• EXERCISE
Determine the number of lines containing the word "color", and state that figure alone.

• Recorded data

-*-*-

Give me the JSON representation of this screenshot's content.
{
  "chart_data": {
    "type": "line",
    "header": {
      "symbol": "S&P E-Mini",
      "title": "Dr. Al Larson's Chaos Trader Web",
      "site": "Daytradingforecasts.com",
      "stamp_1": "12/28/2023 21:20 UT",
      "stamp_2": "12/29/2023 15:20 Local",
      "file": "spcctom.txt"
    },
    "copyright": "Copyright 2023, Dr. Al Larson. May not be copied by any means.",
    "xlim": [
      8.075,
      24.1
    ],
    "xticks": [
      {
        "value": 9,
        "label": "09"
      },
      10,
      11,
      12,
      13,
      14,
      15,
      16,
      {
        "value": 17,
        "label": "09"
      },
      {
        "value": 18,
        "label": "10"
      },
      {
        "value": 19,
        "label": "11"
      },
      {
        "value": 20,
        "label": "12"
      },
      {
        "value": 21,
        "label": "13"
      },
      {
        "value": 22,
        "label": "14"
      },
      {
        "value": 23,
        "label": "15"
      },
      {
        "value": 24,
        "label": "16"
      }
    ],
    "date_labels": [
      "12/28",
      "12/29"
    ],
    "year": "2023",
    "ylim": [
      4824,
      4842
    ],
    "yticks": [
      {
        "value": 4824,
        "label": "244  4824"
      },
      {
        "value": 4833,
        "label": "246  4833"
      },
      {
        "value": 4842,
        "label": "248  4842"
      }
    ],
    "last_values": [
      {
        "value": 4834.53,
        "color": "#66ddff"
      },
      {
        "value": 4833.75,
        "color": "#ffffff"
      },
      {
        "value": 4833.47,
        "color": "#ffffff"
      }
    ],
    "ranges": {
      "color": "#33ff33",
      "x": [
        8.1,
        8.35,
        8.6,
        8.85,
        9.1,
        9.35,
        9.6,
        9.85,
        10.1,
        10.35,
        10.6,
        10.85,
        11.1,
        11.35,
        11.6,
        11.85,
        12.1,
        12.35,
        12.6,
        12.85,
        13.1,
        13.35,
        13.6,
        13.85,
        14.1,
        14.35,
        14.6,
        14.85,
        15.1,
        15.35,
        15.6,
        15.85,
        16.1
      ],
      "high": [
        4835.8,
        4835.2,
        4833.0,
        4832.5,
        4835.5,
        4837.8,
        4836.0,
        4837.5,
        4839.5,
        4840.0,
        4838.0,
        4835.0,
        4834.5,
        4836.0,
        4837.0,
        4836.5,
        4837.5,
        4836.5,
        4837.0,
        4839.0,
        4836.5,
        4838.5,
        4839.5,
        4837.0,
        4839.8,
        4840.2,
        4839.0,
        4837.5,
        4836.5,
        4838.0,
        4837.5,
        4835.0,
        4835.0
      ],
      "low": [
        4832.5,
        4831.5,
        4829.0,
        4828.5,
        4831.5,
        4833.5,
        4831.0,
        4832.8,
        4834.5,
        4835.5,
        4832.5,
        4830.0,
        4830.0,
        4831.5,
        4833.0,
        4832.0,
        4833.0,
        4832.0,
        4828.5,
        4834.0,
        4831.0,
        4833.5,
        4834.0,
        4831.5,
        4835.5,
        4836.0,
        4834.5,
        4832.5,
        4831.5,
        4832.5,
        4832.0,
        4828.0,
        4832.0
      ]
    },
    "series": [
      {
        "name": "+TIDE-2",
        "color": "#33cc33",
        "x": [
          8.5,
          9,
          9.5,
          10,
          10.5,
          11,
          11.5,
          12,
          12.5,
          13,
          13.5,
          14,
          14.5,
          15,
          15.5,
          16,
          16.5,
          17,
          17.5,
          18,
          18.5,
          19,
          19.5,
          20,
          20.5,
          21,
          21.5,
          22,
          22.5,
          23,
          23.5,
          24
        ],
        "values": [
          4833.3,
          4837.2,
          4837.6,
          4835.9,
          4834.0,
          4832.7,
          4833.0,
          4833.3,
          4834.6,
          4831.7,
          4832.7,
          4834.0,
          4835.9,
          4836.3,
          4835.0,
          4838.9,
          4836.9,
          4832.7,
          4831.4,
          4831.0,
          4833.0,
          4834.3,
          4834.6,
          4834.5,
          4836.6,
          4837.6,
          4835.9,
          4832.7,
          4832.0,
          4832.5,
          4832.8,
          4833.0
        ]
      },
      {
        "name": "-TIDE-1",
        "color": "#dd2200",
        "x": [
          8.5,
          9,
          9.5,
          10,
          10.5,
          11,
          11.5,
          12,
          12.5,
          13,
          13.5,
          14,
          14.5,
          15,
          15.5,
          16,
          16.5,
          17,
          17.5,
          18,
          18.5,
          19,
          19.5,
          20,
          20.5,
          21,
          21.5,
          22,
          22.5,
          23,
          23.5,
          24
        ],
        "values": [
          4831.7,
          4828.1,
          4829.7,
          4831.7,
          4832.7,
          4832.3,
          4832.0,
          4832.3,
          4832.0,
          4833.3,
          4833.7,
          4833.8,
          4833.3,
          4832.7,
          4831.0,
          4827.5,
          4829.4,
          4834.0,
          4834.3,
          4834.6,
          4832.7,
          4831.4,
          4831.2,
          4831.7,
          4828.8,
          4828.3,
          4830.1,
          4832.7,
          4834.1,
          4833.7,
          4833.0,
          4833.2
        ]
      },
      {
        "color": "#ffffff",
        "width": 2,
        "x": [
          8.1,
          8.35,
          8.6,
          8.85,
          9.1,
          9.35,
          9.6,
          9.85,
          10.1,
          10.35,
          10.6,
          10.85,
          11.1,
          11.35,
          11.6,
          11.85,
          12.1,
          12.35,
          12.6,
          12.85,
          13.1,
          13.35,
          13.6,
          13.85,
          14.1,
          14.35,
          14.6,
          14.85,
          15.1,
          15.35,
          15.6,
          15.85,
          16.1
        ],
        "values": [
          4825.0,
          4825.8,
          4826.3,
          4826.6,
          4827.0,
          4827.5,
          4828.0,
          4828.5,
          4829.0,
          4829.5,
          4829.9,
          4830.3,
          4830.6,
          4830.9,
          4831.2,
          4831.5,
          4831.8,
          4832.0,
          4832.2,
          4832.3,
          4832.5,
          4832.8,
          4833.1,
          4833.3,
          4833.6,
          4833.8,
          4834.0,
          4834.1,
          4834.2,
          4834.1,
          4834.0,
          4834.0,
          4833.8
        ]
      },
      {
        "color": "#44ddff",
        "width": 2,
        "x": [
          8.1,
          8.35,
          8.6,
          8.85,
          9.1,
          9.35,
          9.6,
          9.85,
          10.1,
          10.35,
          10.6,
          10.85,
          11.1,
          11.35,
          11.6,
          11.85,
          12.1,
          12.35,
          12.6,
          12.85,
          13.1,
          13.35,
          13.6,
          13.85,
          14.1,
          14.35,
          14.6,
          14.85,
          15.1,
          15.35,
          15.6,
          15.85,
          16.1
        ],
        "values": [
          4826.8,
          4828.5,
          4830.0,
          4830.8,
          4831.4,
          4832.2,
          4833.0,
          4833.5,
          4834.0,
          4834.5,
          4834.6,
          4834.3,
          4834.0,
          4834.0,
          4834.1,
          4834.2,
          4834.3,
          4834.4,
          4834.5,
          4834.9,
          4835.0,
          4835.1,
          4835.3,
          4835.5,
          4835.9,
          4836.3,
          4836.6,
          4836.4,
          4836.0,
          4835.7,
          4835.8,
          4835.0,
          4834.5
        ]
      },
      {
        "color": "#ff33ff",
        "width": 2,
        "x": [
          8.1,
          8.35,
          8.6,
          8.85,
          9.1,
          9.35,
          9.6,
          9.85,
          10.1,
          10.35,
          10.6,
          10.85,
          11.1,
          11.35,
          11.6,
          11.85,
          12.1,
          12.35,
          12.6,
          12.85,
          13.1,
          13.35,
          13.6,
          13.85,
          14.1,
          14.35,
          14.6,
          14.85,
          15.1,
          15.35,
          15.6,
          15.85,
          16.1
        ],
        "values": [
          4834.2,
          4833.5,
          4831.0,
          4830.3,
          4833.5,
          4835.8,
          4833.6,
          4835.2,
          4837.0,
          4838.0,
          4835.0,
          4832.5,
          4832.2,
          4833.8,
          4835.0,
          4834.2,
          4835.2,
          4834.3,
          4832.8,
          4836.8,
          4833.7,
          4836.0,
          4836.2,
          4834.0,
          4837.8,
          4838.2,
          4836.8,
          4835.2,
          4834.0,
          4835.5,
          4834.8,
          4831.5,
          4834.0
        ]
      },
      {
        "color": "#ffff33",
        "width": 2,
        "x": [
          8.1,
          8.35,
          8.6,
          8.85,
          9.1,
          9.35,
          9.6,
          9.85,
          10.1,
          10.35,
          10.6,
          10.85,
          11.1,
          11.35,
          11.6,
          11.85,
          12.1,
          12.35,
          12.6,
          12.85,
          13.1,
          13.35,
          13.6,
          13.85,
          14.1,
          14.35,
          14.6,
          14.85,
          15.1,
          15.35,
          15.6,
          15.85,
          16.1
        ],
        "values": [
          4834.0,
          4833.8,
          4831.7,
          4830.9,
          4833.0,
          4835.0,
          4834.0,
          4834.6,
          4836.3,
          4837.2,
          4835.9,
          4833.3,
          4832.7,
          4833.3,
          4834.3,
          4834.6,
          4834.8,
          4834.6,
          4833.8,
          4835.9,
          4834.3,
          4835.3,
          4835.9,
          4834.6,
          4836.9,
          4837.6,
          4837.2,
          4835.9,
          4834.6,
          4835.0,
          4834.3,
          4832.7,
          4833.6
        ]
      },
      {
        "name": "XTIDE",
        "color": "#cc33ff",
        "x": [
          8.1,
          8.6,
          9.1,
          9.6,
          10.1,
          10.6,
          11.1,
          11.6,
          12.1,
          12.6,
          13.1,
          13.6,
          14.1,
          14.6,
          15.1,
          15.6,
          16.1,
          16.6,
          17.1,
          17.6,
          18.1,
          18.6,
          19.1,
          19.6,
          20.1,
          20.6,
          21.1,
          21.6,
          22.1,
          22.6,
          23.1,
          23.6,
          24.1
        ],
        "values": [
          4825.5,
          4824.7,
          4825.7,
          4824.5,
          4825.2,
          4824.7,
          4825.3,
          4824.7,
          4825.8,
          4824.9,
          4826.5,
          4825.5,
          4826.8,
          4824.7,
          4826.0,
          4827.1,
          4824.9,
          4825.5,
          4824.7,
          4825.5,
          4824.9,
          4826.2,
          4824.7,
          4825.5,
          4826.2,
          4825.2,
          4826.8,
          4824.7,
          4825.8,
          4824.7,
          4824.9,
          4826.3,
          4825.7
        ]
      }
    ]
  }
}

-*-*-

• TASK OUTPUT
11